◆ Instructions to follow
Find the lines with "premiers" in them and copy them out.
+===+
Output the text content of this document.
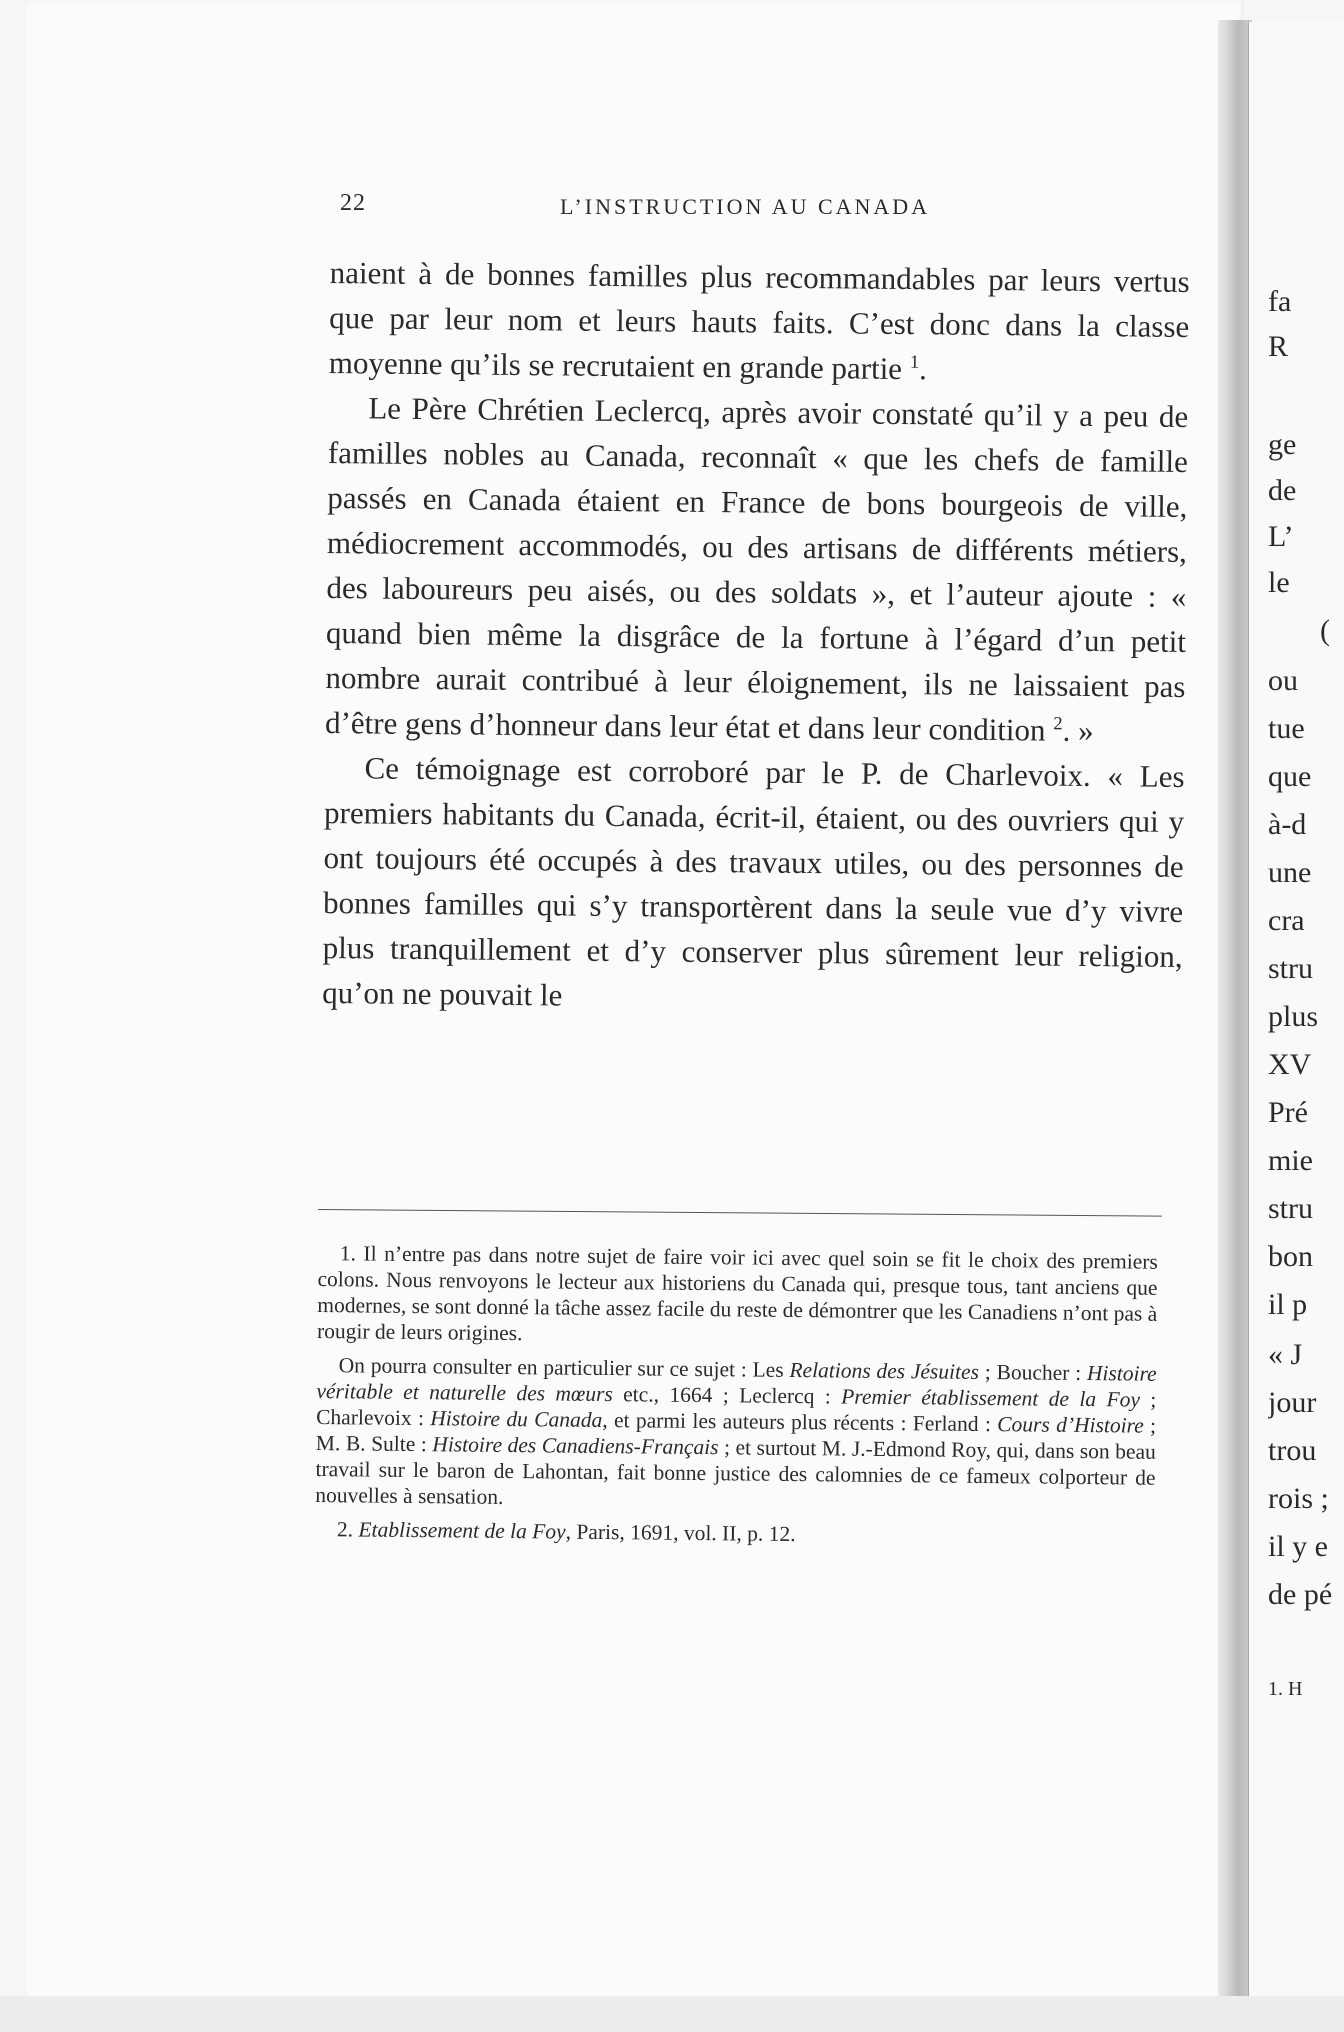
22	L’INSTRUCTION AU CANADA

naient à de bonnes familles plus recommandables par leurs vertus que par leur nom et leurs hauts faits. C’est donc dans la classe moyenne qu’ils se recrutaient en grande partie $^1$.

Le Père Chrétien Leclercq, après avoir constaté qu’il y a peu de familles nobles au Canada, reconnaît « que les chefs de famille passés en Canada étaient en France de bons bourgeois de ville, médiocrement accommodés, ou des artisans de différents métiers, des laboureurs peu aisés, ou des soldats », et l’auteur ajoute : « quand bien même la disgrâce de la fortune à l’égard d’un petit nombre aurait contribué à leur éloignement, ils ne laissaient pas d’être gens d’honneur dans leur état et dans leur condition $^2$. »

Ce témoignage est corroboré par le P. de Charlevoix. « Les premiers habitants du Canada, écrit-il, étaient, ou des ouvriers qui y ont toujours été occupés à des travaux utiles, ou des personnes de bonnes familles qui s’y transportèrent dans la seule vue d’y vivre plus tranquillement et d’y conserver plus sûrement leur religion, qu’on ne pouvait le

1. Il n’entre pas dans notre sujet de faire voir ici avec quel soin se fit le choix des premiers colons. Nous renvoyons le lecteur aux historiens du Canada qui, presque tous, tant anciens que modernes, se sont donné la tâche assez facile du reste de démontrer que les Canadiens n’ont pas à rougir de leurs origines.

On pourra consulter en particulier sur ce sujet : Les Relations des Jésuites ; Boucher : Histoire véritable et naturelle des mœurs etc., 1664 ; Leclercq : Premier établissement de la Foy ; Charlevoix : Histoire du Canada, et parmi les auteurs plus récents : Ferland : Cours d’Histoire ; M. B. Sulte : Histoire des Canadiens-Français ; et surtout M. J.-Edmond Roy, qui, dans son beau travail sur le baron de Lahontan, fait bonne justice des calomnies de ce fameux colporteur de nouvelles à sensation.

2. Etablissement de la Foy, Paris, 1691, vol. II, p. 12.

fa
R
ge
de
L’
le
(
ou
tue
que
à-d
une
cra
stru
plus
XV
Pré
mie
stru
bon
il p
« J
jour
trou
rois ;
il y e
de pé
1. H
+===+
◆ Output of the task
Ce témoignage est corroboré par le P. de Charlevoix. « Les premiers habitants du Canada, écrit-il, étaient, ou des ouvriers qui y ont toujours été occupés à des travaux utiles, ou des personnes de bonnes familles qui s’y transportèrent dans la seule vue d’y vivre plus tranquillement et d’y conserver plus sûrement leur religion, qu’on ne pouvait le
1. Il n’entre pas dans notre sujet de faire voir ici avec quel soin se fit le choix des premiers colons. Nous renvoyons le lecteur aux historiens du Canada qui, presque tous, tant anciens que modernes, se sont donné la tâche assez facile du reste de démontrer que les Canadiens n’ont pas à rougir de leurs origines.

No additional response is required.